GIVEN REQUEST -> Count how many lines contain the word "store". Respond with the number alone.

Dataset rows ->
================================

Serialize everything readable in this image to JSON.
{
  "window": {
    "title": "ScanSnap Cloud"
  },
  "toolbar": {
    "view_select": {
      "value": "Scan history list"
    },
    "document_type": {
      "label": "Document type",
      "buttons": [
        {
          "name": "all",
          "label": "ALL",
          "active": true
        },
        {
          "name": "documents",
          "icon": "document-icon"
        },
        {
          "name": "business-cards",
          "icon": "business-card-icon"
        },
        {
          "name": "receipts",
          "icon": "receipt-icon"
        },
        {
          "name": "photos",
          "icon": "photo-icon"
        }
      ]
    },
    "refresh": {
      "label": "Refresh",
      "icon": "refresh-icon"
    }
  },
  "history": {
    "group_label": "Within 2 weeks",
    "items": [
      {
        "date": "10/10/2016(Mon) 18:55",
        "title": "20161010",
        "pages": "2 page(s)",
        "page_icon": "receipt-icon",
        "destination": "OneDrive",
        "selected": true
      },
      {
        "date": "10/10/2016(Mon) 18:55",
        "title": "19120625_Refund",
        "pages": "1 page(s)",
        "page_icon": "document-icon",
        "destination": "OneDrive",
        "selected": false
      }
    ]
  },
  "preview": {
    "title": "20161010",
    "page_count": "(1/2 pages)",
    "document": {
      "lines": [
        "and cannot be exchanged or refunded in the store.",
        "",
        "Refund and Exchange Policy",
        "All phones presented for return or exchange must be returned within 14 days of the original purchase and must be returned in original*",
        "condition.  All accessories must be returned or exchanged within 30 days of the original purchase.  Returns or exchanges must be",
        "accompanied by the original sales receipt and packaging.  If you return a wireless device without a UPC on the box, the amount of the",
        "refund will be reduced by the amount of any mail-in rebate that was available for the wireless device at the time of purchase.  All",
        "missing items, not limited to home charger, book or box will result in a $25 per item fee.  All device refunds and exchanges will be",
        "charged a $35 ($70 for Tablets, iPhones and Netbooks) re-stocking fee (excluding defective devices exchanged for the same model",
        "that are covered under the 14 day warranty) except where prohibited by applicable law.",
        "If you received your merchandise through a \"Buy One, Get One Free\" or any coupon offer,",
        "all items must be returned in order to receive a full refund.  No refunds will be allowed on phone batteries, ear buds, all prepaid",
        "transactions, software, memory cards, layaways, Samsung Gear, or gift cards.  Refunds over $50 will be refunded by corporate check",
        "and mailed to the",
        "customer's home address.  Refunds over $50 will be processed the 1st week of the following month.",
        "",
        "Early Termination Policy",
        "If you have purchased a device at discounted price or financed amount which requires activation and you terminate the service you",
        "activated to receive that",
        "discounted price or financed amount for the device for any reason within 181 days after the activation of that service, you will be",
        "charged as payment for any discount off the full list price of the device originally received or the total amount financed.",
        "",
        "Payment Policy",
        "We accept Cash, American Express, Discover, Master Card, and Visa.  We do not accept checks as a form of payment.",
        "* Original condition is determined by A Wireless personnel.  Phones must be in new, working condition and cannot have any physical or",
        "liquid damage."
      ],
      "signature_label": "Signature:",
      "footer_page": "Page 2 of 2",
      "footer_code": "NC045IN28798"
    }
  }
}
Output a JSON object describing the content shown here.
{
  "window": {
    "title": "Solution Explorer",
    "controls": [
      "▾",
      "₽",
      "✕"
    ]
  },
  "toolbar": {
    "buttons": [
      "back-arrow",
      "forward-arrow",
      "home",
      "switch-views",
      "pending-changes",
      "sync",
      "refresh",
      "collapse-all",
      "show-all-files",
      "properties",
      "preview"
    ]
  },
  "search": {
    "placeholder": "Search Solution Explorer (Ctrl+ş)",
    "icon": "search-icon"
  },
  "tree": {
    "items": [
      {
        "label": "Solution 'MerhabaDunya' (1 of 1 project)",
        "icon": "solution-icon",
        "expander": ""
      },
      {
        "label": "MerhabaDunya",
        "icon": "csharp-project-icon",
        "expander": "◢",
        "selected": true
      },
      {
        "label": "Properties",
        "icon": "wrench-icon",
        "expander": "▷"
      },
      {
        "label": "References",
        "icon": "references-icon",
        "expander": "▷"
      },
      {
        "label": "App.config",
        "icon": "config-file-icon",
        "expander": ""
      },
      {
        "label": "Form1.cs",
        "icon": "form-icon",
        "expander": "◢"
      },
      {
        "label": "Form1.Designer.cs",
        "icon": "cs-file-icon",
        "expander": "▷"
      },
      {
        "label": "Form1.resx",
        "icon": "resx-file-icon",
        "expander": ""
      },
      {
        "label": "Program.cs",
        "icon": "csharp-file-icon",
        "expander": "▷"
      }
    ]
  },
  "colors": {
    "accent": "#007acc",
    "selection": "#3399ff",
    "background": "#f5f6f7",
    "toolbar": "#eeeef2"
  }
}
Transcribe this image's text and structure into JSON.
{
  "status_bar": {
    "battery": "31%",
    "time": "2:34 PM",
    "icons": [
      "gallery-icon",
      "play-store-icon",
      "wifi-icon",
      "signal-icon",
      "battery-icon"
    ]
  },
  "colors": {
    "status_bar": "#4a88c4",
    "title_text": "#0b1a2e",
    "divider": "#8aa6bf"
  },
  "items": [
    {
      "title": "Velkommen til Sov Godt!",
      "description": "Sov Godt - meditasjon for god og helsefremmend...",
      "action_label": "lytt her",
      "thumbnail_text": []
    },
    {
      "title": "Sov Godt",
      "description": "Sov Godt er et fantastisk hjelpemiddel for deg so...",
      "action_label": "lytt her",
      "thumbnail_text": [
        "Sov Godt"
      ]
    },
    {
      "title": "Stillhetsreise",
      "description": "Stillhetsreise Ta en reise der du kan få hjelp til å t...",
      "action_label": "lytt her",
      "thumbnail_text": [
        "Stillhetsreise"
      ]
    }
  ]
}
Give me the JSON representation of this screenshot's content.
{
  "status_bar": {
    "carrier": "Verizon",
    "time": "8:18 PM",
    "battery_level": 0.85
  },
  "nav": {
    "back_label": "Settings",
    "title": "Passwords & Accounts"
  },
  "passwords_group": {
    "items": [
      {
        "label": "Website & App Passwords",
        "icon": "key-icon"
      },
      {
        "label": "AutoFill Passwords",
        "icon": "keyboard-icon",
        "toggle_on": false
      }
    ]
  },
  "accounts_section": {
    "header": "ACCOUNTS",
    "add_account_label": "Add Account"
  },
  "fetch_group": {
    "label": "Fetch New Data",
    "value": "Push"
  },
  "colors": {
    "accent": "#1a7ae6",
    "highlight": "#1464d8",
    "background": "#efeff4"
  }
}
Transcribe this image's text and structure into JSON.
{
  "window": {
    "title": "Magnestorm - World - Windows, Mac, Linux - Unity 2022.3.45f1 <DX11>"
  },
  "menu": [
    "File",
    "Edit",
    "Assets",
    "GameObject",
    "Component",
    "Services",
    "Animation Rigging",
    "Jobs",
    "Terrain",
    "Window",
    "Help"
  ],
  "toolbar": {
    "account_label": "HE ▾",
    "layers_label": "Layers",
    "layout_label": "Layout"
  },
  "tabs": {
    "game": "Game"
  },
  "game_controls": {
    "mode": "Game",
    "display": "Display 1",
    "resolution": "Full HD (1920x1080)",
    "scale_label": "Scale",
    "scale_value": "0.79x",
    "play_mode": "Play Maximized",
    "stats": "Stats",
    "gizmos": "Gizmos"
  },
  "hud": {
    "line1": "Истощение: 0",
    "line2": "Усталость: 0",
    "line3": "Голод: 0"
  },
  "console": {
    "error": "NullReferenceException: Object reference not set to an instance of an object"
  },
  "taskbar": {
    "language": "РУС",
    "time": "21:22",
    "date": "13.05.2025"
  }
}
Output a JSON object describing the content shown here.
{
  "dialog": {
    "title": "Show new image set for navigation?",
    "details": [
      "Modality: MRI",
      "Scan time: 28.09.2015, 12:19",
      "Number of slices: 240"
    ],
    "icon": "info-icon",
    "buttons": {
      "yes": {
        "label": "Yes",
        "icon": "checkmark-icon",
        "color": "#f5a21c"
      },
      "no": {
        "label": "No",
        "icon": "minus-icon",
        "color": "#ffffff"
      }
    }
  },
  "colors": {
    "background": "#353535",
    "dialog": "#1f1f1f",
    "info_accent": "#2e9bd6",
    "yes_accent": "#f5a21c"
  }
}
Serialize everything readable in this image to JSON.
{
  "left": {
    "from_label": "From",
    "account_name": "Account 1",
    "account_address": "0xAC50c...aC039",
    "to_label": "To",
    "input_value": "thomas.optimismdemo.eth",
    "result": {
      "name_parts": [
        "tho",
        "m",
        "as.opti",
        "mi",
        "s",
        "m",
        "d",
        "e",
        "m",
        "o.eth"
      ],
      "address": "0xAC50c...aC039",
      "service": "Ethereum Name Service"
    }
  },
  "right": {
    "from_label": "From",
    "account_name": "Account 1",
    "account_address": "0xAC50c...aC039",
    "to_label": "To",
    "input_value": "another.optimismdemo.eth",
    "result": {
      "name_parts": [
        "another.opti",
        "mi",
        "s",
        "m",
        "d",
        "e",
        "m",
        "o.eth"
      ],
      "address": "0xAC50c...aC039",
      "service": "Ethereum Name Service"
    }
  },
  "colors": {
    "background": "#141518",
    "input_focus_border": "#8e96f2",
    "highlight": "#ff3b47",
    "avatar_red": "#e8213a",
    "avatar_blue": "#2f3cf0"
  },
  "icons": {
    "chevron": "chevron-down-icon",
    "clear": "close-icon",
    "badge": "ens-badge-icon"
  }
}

================================

RESPONSE -> 2